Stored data
◇ ◇ ◇

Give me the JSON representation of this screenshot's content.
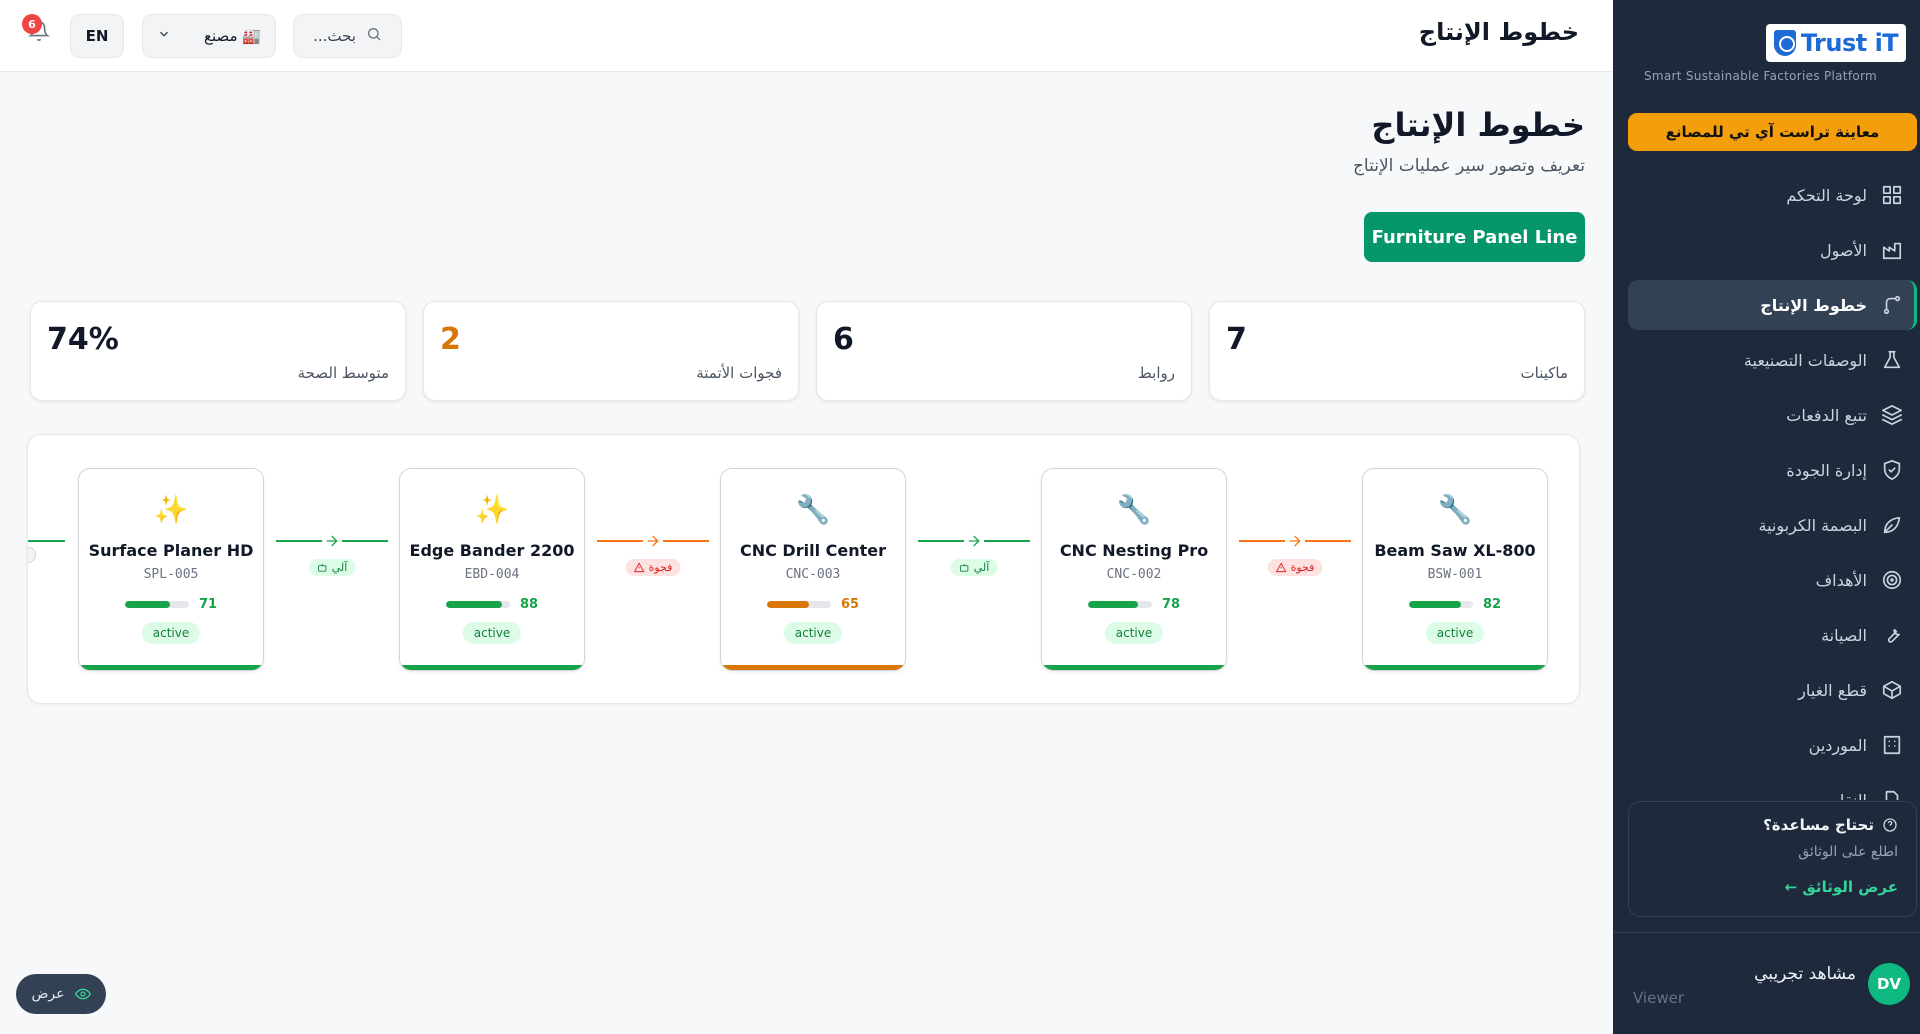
{
  "brand": {
    "logo_text": "Trust iT",
    "tagline": "Smart Sustainable Factories Platform",
    "demo_label": "معاينة تراست آي تي للمصانع"
  },
  "sidebar": {
    "items": [
      {
        "label": "لوحة التحكم",
        "icon": "dashboard-icon"
      },
      {
        "label": "الأصول",
        "icon": "factory-icon"
      },
      {
        "label": "خطوط الإنتاج",
        "icon": "route-icon",
        "active": true
      },
      {
        "label": "الوصفات التصنيعية",
        "icon": "flask-icon"
      },
      {
        "label": "تتبع الدفعات",
        "icon": "layers-icon"
      },
      {
        "label": "إدارة الجودة",
        "icon": "shield-check-icon"
      },
      {
        "label": "البصمة الكربونية",
        "icon": "leaf-icon"
      },
      {
        "label": "الأهداف",
        "icon": "target-icon"
      },
      {
        "label": "الصيانة",
        "icon": "wrench-icon"
      },
      {
        "label": "قطع الغيار",
        "icon": "package-icon"
      },
      {
        "label": "الموردين",
        "icon": "building-icon"
      },
      {
        "label": "النقل",
        "icon": "file-icon"
      }
    ],
    "help": {
      "title": "تحتاج مساعدة؟",
      "subtitle": "اطلع على الوثائق",
      "link": "عرض الوثائق ←"
    },
    "user": {
      "initials": "DV",
      "name": "مشاهد تجريبي",
      "role": "Viewer"
    }
  },
  "header": {
    "title": "خطوط الإنتاج",
    "search_placeholder": "بحث...",
    "factory_label": "🏭 مصنع",
    "lang": "EN",
    "notifications": "6"
  },
  "page": {
    "title": "خطوط الإنتاج",
    "subtitle": "تعريف وتصور سير عمليات الإنتاج",
    "line_button": "Furniture Panel Line"
  },
  "stats": [
    {
      "value": "7",
      "label": "ماكينات",
      "color": "#111827"
    },
    {
      "value": "6",
      "label": "روابط",
      "color": "#111827"
    },
    {
      "value": "2",
      "label": "فجوات الأتمتة",
      "color": "#d97706"
    },
    {
      "value": "74%",
      "label": "متوسط الصحة",
      "color": "#111827"
    }
  ],
  "machines": [
    {
      "name": "Beam Saw XL-800",
      "code": "BSW-001",
      "health": 82,
      "status": "active",
      "icon": "🔧",
      "color": "#16a34a"
    },
    {
      "name": "CNC Nesting Pro",
      "code": "CNC-002",
      "health": 78,
      "status": "active",
      "icon": "🔧",
      "color": "#16a34a"
    },
    {
      "name": "CNC Drill Center",
      "code": "CNC-003",
      "health": 65,
      "status": "active",
      "icon": "🔧",
      "color": "#d97706"
    },
    {
      "name": "Edge Bander 2200",
      "code": "EBD-004",
      "health": 88,
      "status": "active",
      "icon": "✨",
      "color": "#16a34a"
    },
    {
      "name": "Surface Planer HD",
      "code": "SPL-005",
      "health": 71,
      "status": "active",
      "icon": "✨",
      "color": "#16a34a"
    }
  ],
  "connections": [
    {
      "label": "فجوة",
      "type": "gap",
      "color": "#f97316",
      "bg": "#fee2e2",
      "text_color": "#dc2626"
    },
    {
      "label": "آلي",
      "type": "auto",
      "color": "#16a34a",
      "bg": "#dcfce7",
      "text_color": "#15803d"
    },
    {
      "label": "فجوة",
      "type": "gap",
      "color": "#f97316",
      "bg": "#fee2e2",
      "text_color": "#dc2626"
    },
    {
      "label": "آلي",
      "type": "auto",
      "color": "#16a34a",
      "bg": "#dcfce7",
      "text_color": "#15803d"
    }
  ],
  "view_toggle": "عرض"
}
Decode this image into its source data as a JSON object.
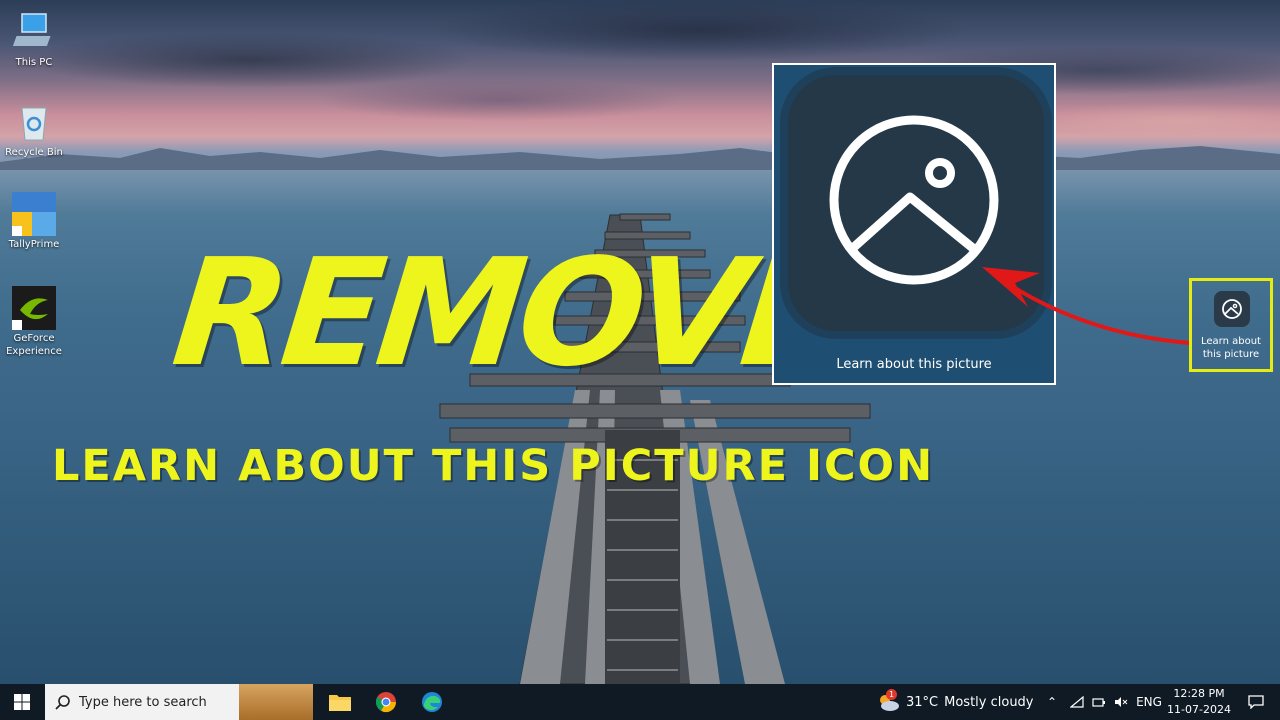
{
  "desktop": {
    "icons": [
      {
        "label": "This PC",
        "icon": "computer-icon"
      },
      {
        "label": "Recycle Bin",
        "icon": "recycle-bin-icon"
      },
      {
        "label": "TallyPrime",
        "icon": "tallyprime-icon"
      },
      {
        "label": "GeForce Experience",
        "icon": "geforce-icon"
      }
    ]
  },
  "overlay": {
    "title": "REMOVE",
    "subtitle": "LEARN ABOUT THIS PICTURE ICON",
    "accent_color": "#eef51c"
  },
  "zoom_panel": {
    "label": "Learn about this picture",
    "icon": "picture-icon"
  },
  "widget": {
    "label_line1": "Learn about",
    "label_line2": "this picture",
    "icon": "picture-icon",
    "highlight_color": "#e5ec12"
  },
  "taskbar": {
    "search_placeholder": "Type here to search",
    "apps": [
      {
        "name": "File Explorer",
        "icon": "folder-icon"
      },
      {
        "name": "Google Chrome",
        "icon": "chrome-icon"
      },
      {
        "name": "Microsoft Edge",
        "icon": "edge-icon"
      }
    ],
    "weather": {
      "badge": "1",
      "temp": "31°C",
      "condition": "Mostly cloudy"
    },
    "language": "ENG",
    "time": "12:28 PM",
    "date": "11-07-2024"
  }
}
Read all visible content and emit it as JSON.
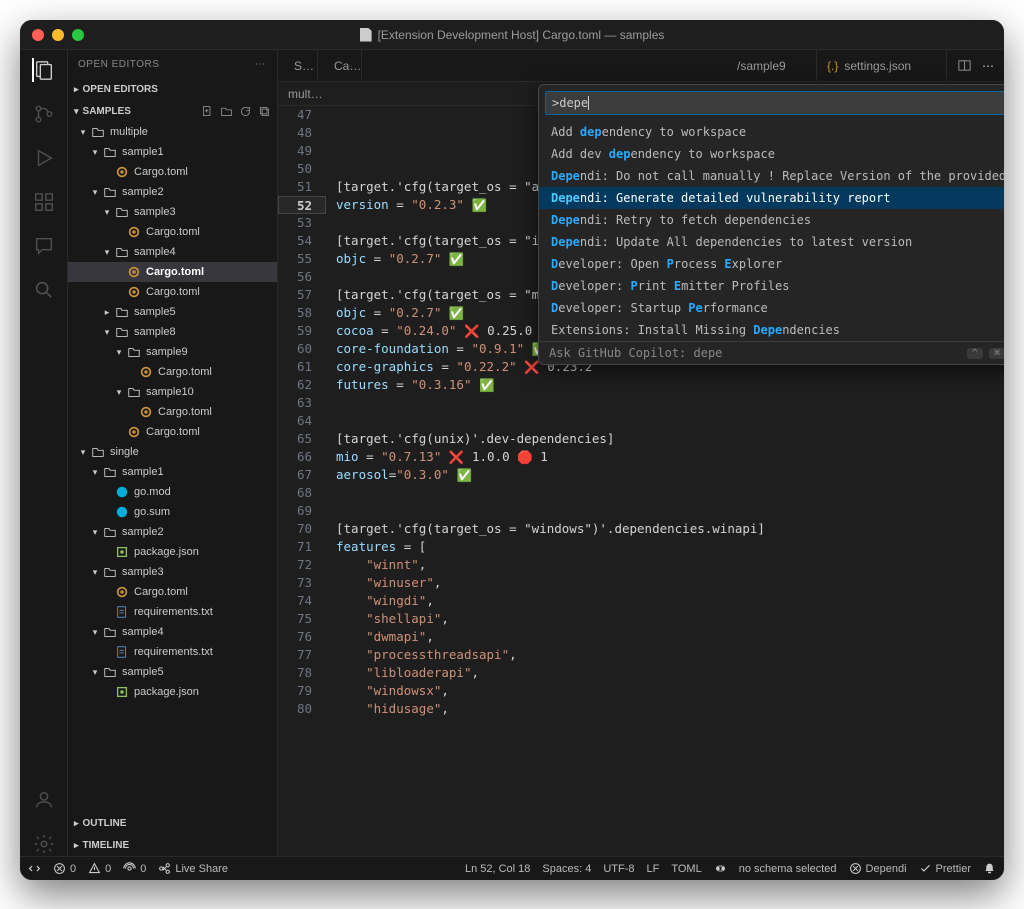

◇ ◇ ◇

Short problem
Repeat only the lines from the line with "Decode this image" to the end of the entries, including both the first and the last line, and drop every picture.

The output
Decode this image into its source data as a JSON object.
{
  "desktop": {
    "icons": [
      {
        "label": "This PC",
        "icon": "computer-icon"
      },
      {
        "label": "Recycle Bin",
        "icon": "recycle-bin-icon"
      },
      {
        "label": "TallyPrime",
        "icon": "tallyprime-icon"
      },
      {
        "label": "GeForce Experience",
        "icon": "geforce-icon"
      }
    ]
  },
  "overlay": {
    "title": "REMOVE",
    "subtitle": "LEARN ABOUT THIS PICTURE ICON",
    "accent_color": "#eef51c"
  },
  "zoom_panel": {
    "label": "Learn about this picture",
    "icon": "picture-icon"
  },
  "widget": {
    "label_line1": "Learn about",
    "label_line2": "this picture",
    "icon": "picture-icon",
    "highlight_color": "#e5ec12"
  },
  "taskbar": {
    "search_placeholder": "Type here to search",
    "apps": [
      {
        "name": "File Explorer",
        "icon": "folder-icon"
      },
      {
        "name": "Google Chrome",
        "icon": "chrome-icon"
      },
      {
        "name": "Microsoft Edge",
        "icon": "edge-icon"
      }
    ],
    "weather": {
      "badge": "1",
      "temp": "31°C",
      "condition": "Mostly cloudy"
    },
    "language": "ENG",
    "time": "12:28 PM",
    "date": "11-07-2024"
  }
}
Read all visible content and emit it as JSON.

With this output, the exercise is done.